EXERCISE REQUIREMENTS: Pictures do not belong in the copy. Return all of the entries exactly.

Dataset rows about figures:
══════
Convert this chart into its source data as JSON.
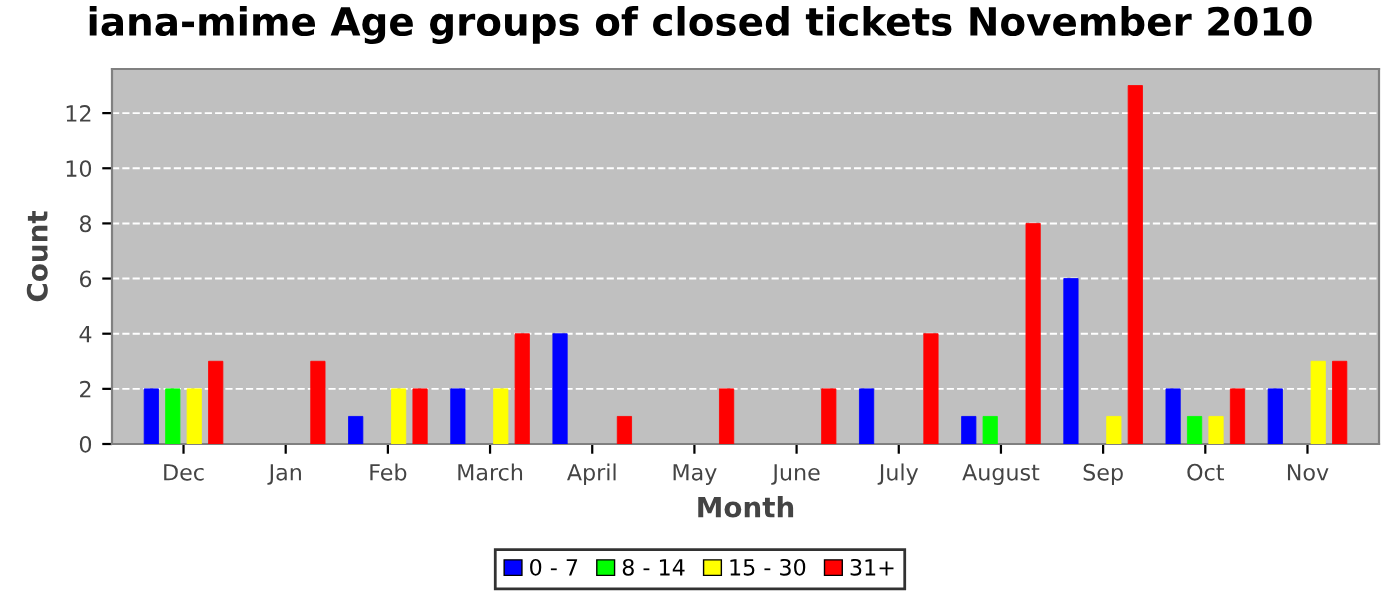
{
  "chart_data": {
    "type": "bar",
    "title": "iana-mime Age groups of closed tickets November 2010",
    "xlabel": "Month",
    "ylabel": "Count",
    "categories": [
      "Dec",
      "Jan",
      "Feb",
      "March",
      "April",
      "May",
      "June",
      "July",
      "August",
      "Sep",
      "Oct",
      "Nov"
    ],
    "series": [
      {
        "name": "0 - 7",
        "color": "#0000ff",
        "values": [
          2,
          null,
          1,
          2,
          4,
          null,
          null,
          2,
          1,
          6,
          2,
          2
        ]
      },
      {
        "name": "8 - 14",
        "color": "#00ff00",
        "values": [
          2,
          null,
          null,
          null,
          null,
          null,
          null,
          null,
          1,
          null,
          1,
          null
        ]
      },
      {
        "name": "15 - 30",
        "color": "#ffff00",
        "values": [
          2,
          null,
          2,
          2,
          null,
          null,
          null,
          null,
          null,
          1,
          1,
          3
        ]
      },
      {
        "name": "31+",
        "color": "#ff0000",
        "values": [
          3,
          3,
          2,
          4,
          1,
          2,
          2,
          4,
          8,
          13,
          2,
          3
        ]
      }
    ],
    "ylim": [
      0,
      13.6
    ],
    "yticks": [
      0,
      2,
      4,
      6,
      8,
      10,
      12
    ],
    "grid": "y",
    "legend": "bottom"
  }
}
══════
RESULT FOR THIS TASK:
Convert this chart into its source data as JSON.
{
  "chart_data": {
    "type": "bar",
    "title": "iana-mime Age groups of closed tickets November 2010",
    "xlabel": "Month",
    "ylabel": "Count",
    "categories": [
      "Dec",
      "Jan",
      "Feb",
      "March",
      "April",
      "May",
      "June",
      "July",
      "August",
      "Sep",
      "Oct",
      "Nov"
    ],
    "series": [
      {
        "name": "0 - 7",
        "color": "#0000ff",
        "values": [
          2,
          null,
          1,
          2,
          4,
          null,
          null,
          2,
          1,
          6,
          2,
          2
        ]
      },
      {
        "name": "8 - 14",
        "color": "#00ff00",
        "values": [
          2,
          null,
          null,
          null,
          null,
          null,
          null,
          null,
          1,
          null,
          1,
          null
        ]
      },
      {
        "name": "15 - 30",
        "color": "#ffff00",
        "values": [
          2,
          null,
          2,
          2,
          null,
          null,
          null,
          null,
          null,
          1,
          1,
          3
        ]
      },
      {
        "name": "31+",
        "color": "#ff0000",
        "values": [
          3,
          3,
          2,
          4,
          1,
          2,
          2,
          4,
          8,
          13,
          2,
          3
        ]
      }
    ],
    "ylim": [
      0,
      13.6
    ],
    "yticks": [
      0,
      2,
      4,
      6,
      8,
      10,
      12
    ],
    "grid": "y",
    "legend": "bottom"
  }
}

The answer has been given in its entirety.